Dataset excerpt:
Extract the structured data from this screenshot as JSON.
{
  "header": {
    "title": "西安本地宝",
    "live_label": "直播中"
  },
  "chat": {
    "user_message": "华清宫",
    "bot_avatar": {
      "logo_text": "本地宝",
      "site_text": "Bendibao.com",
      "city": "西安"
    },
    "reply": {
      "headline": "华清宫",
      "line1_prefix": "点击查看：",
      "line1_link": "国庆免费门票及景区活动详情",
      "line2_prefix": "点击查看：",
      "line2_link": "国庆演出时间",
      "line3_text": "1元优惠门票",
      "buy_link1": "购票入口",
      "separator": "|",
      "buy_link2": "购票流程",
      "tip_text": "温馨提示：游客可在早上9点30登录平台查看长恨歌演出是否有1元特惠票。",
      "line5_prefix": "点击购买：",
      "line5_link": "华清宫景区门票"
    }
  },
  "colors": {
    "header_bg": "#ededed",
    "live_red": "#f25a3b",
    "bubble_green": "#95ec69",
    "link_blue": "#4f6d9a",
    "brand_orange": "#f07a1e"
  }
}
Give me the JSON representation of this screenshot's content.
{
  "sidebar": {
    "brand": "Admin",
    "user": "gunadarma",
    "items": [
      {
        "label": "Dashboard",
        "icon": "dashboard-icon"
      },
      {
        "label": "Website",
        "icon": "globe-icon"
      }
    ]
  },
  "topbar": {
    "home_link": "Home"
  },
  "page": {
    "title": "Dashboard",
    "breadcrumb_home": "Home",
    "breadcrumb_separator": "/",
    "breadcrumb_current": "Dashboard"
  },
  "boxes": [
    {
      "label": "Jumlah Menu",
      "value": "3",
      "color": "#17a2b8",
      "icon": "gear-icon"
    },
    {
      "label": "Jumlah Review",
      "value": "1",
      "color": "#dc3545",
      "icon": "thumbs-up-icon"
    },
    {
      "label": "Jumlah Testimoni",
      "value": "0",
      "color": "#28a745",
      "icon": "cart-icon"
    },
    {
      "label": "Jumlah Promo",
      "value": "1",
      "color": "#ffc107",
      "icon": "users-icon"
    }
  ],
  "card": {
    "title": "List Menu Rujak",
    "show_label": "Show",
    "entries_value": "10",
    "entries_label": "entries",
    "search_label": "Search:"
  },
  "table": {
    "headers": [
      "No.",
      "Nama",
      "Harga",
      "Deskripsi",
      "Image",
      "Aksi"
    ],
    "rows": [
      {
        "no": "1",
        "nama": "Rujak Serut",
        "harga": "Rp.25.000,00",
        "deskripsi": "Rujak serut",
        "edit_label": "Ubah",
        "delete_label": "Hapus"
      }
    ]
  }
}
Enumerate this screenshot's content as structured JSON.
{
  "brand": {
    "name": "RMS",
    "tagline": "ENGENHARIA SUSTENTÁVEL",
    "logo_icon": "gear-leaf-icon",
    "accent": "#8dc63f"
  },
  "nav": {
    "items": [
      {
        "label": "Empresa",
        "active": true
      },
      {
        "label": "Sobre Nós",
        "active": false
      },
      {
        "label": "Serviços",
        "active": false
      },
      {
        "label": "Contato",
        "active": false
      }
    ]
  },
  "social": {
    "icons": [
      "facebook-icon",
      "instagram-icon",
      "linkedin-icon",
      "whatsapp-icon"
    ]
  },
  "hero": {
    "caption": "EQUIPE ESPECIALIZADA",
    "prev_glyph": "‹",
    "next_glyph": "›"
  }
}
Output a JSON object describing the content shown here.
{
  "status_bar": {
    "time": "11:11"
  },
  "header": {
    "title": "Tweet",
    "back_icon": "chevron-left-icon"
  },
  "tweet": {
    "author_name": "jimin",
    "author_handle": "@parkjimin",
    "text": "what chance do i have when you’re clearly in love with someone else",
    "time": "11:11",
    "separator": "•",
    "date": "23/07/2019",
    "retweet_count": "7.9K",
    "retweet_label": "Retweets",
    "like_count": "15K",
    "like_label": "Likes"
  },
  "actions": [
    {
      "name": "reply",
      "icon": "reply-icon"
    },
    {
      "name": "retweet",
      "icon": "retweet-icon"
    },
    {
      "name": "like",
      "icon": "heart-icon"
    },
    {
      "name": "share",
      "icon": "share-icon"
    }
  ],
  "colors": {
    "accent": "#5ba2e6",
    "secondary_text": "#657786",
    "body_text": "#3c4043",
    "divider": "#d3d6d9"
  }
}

_DO THIS_
Within the material above, find the lines that contain the word "Rujak"; copy them.

_EXPECTED ANSWER_
    "title": "List Menu Rujak",
        "nama": "Rujak Serut",
        "deskripsi": "Rujak serut",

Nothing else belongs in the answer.